Data entries for graphics:
[Begin]
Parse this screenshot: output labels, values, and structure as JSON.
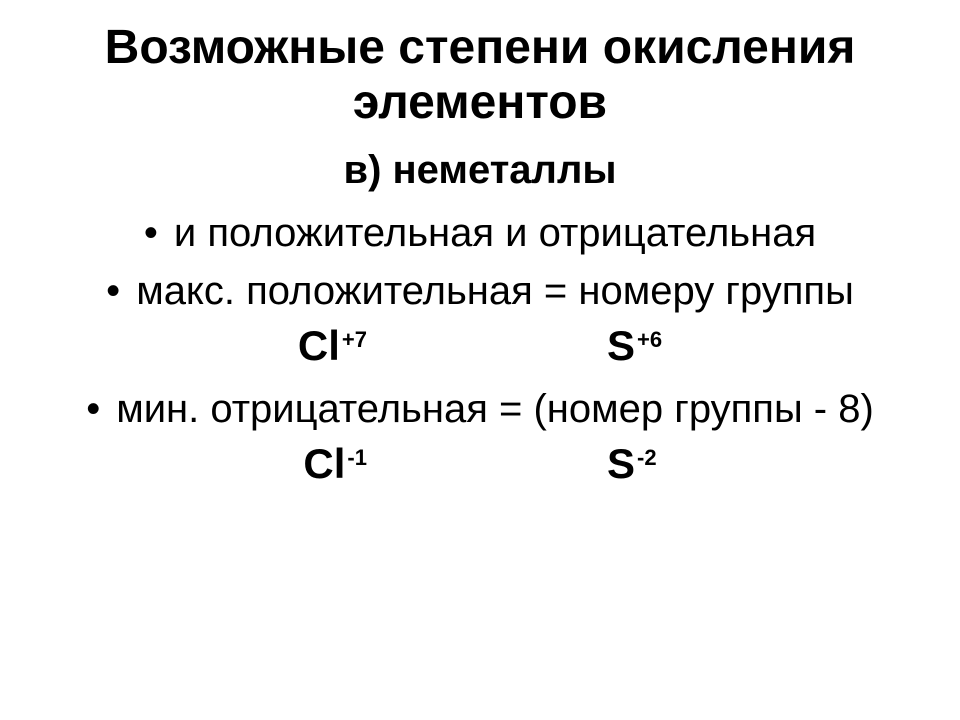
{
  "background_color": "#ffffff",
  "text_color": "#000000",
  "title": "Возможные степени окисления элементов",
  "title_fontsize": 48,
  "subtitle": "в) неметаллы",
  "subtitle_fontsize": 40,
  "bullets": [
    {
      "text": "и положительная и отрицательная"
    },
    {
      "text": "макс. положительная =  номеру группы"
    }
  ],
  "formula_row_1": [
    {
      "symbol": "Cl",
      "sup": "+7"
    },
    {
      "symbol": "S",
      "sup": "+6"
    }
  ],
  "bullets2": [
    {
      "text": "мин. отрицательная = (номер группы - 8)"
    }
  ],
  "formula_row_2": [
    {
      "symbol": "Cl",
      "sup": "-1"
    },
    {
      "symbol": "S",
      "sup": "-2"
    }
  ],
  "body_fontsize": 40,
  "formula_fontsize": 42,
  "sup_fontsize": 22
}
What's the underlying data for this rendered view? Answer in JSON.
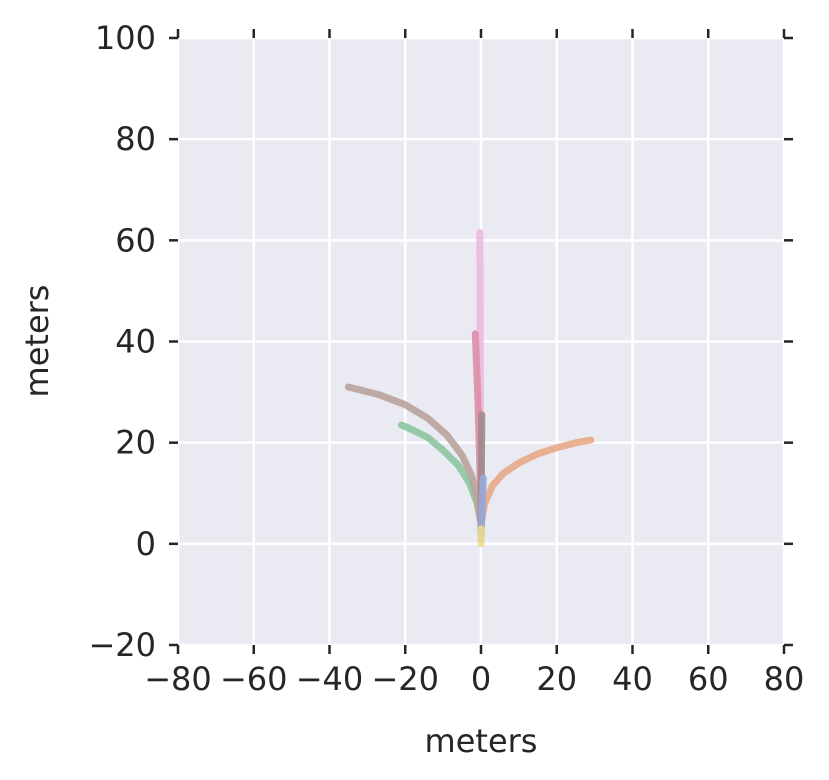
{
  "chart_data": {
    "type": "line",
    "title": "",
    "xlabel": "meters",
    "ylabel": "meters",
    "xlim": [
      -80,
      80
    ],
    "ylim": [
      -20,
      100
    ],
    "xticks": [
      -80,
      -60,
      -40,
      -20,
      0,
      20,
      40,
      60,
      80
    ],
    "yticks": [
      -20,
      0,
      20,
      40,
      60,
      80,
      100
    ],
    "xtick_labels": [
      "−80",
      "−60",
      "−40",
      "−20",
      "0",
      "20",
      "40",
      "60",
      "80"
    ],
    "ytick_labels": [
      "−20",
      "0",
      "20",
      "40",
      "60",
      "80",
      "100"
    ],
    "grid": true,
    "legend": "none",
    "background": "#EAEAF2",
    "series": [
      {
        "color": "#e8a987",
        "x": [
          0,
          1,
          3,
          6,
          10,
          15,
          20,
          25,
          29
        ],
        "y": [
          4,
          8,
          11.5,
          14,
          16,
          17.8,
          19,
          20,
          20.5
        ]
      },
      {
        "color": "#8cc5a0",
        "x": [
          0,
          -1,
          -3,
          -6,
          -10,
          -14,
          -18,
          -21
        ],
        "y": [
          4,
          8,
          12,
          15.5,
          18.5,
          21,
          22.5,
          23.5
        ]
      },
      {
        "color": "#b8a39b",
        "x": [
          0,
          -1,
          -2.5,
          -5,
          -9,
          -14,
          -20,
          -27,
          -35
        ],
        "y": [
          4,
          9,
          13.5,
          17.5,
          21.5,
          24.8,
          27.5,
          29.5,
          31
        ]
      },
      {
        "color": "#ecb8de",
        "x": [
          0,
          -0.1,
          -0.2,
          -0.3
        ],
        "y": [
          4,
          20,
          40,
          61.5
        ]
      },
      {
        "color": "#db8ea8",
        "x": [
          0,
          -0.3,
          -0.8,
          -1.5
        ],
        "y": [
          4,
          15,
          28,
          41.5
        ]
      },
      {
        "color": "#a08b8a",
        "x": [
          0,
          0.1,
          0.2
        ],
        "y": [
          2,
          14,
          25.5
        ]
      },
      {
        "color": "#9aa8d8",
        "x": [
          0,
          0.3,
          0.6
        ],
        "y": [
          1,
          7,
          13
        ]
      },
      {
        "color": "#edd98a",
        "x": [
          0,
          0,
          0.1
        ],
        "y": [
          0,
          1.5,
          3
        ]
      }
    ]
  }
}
[End]
_TASK INSTRUCTIONS_.
In the entries above, locate every line with the word "положительная" and copy it.

_REPLY_.
      "text": "и положительная и отрицательная"
      "text": "макс. положительная =  номеру группы"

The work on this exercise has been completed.